[Figure dataset records]
'''

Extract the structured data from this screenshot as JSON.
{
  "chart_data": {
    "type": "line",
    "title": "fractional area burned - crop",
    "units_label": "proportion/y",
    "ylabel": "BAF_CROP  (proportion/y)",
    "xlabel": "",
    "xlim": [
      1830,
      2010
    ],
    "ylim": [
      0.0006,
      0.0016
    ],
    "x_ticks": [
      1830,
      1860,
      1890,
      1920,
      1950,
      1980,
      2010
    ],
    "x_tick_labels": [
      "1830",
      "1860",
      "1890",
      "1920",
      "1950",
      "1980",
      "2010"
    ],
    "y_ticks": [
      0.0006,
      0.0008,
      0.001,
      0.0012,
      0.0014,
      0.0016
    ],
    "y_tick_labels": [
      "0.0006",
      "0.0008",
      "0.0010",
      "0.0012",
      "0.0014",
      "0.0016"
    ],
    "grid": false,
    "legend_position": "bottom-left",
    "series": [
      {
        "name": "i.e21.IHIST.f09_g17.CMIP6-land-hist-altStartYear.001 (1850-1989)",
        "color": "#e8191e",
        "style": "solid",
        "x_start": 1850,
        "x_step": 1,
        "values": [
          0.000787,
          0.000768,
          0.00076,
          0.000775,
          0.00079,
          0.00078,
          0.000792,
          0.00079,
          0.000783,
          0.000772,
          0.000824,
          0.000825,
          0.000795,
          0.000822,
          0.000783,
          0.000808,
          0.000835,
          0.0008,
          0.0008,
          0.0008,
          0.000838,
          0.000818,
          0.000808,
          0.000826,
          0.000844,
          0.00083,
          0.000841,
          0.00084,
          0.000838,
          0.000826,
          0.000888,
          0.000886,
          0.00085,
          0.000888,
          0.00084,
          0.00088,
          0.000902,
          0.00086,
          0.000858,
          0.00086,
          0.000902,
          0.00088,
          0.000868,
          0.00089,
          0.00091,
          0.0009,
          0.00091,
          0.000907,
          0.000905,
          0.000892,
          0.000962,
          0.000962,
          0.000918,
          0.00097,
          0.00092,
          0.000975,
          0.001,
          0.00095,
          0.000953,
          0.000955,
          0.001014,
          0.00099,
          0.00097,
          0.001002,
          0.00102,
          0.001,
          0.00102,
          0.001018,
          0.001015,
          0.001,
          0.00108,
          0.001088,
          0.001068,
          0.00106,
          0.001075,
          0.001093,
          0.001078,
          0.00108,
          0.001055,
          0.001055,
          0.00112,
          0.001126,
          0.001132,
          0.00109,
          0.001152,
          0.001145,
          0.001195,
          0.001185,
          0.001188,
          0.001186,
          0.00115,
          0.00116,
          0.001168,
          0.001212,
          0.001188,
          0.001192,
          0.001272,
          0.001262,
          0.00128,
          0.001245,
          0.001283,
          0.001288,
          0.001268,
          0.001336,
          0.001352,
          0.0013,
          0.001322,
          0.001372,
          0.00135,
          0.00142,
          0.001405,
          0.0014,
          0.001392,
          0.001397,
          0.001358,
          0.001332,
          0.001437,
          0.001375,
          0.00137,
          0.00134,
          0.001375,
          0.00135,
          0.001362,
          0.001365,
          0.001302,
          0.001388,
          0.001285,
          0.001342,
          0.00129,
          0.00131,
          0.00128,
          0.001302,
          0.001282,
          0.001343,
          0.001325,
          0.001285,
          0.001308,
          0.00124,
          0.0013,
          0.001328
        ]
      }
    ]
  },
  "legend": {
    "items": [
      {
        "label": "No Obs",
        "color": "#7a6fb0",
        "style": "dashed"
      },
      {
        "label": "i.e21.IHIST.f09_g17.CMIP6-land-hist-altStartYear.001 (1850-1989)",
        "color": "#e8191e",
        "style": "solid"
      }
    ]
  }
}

'''

Stated task
Copy the data above exactly. Every line must be included.

Final result
Extract the structured data from this screenshot as JSON.
{
  "chart_data": {
    "type": "line",
    "title": "fractional area burned - crop",
    "units_label": "proportion/y",
    "ylabel": "BAF_CROP  (proportion/y)",
    "xlabel": "",
    "xlim": [
      1830,
      2010
    ],
    "ylim": [
      0.0006,
      0.0016
    ],
    "x_ticks": [
      1830,
      1860,
      1890,
      1920,
      1950,
      1980,
      2010
    ],
    "x_tick_labels": [
      "1830",
      "1860",
      "1890",
      "1920",
      "1950",
      "1980",
      "2010"
    ],
    "y_ticks": [
      0.0006,
      0.0008,
      0.001,
      0.0012,
      0.0014,
      0.0016
    ],
    "y_tick_labels": [
      "0.0006",
      "0.0008",
      "0.0010",
      "0.0012",
      "0.0014",
      "0.0016"
    ],
    "grid": false,
    "legend_position": "bottom-left",
    "series": [
      {
        "name": "i.e21.IHIST.f09_g17.CMIP6-land-hist-altStartYear.001 (1850-1989)",
        "color": "#e8191e",
        "style": "solid",
        "x_start": 1850,
        "x_step": 1,
        "values": [
          0.000787,
          0.000768,
          0.00076,
          0.000775,
          0.00079,
          0.00078,
          0.000792,
          0.00079,
          0.000783,
          0.000772,
          0.000824,
          0.000825,
          0.000795,
          0.000822,
          0.000783,
          0.000808,
          0.000835,
          0.0008,
          0.0008,
          0.0008,
          0.000838,
          0.000818,
          0.000808,
          0.000826,
          0.000844,
          0.00083,
          0.000841,
          0.00084,
          0.000838,
          0.000826,
          0.000888,
          0.000886,
          0.00085,
          0.000888,
          0.00084,
          0.00088,
          0.000902,
          0.00086,
          0.000858,
          0.00086,
          0.000902,
          0.00088,
          0.000868,
          0.00089,
          0.00091,
          0.0009,
          0.00091,
          0.000907,
          0.000905,
          0.000892,
          0.000962,
          0.000962,
          0.000918,
          0.00097,
          0.00092,
          0.000975,
          0.001,
          0.00095,
          0.000953,
          0.000955,
          0.001014,
          0.00099,
          0.00097,
          0.001002,
          0.00102,
          0.001,
          0.00102,
          0.001018,
          0.001015,
          0.001,
          0.00108,
          0.001088,
          0.001068,
          0.00106,
          0.001075,
          0.001093,
          0.001078,
          0.00108,
          0.001055,
          0.001055,
          0.00112,
          0.001126,
          0.001132,
          0.00109,
          0.001152,
          0.001145,
          0.001195,
          0.001185,
          0.001188,
          0.001186,
          0.00115,
          0.00116,
          0.001168,
          0.001212,
          0.001188,
          0.001192,
          0.001272,
          0.001262,
          0.00128,
          0.001245,
          0.001283,
          0.001288,
          0.001268,
          0.001336,
          0.001352,
          0.0013,
          0.001322,
          0.001372,
          0.00135,
          0.00142,
          0.001405,
          0.0014,
          0.001392,
          0.001397,
          0.001358,
          0.001332,
          0.001437,
          0.001375,
          0.00137,
          0.00134,
          0.001375,
          0.00135,
          0.001362,
          0.001365,
          0.001302,
          0.001388,
          0.001285,
          0.001342,
          0.00129,
          0.00131,
          0.00128,
          0.001302,
          0.001282,
          0.001343,
          0.001325,
          0.001285,
          0.001308,
          0.00124,
          0.0013,
          0.001328
        ]
      }
    ]
  },
  "legend": {
    "items": [
      {
        "label": "No Obs",
        "color": "#7a6fb0",
        "style": "dashed"
      },
      {
        "label": "i.e21.IHIST.f09_g17.CMIP6-land-hist-altStartYear.001 (1850-1989)",
        "color": "#e8191e",
        "style": "solid"
      }
    ]
  }
}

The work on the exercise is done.